• [AUFGABENSTELLUNG] Geben Sie den folgenden Text zur ökofeministischen Theologie der Erde vollständig und wortgetreu aus.

Nr. 2 / 2024

Magazin Standpunkt

Ökofeministische Theologien

Eine ökofeministische Theologie der Erde

Der Klimawandel macht sich auch bei uns immer heftiger bemerkbar: Hitzewellen, die zu Ernteausfällen führen und alte und vulnerable Menschen gefährden, Überschwemmungen und Bergrutsche, die Häuser und Strassen zerstören, massiver Rückgang der Artenvielfalt, der auch unsere menschlichen Lebensgrundlagen bedroht.

Seit Jahrzehnten macht die Klimabewegung auf die fortschreitende Zerstörung der Natur aufmerksam und ruft zu einem Umdenken, einer ökologischen Ethik auf, die auf einer neuen Beziehung zur Natur und einem anderen Lebensstil beruht.

• [ERFASSTE DATEN]

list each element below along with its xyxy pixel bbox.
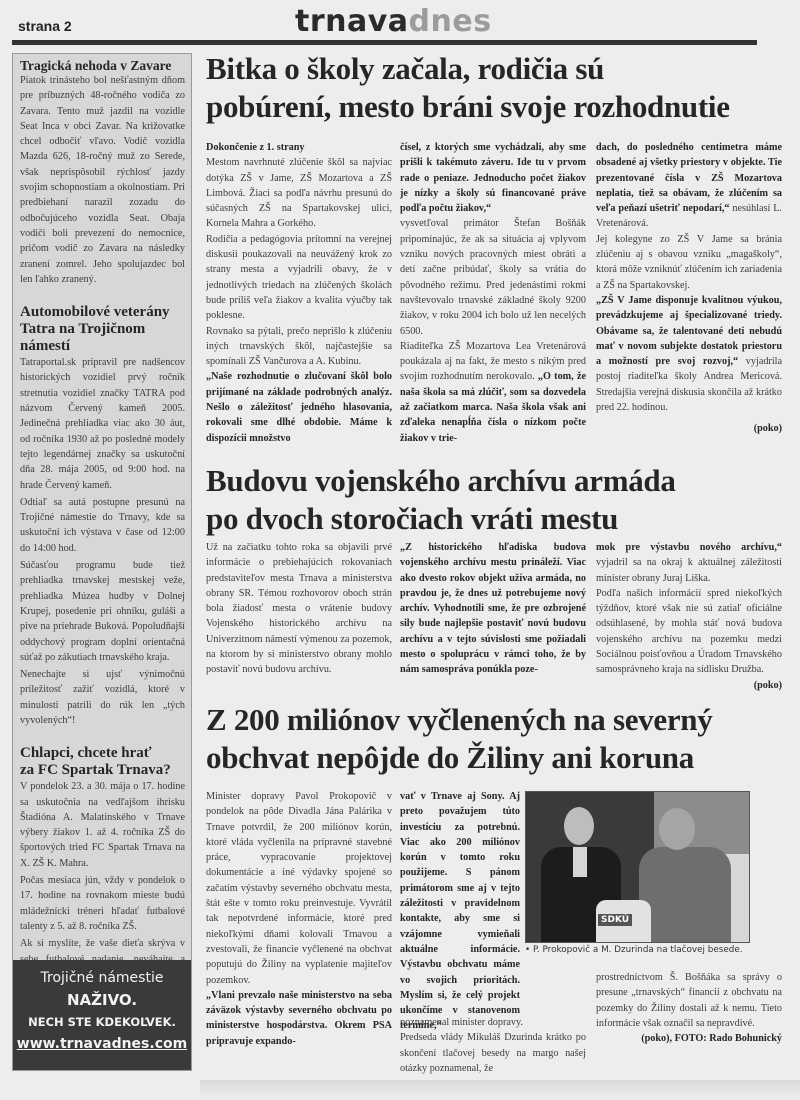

• [ENDERGEBNIS]
Nr. 2 / 2024

Magazin Standpunkt

Ökofeministische Theologien

Eine ökofeministische Theologie der Erde

Der Klimawandel macht sich auch bei uns immer heftiger bemerkbar: Hitzewellen, die zu Ernteausfällen führen und alte und vulnerable Menschen gefährden, Überschwemmungen und Bergrutsche, die Häuser und Strassen zerstören, massiver Rückgang der Artenvielfalt, der auch unsere menschlichen Lebensgrundlagen bedroht.

Seit Jahrzehnten macht die Klimabewegung auf die fortschreitende Zerstörung der Natur aufmerksam und ruft zu einem Umdenken, einer ökologischen Ethik auf, die auf einer neuen Beziehung zur Natur und einem anderen Lebensstil beruht.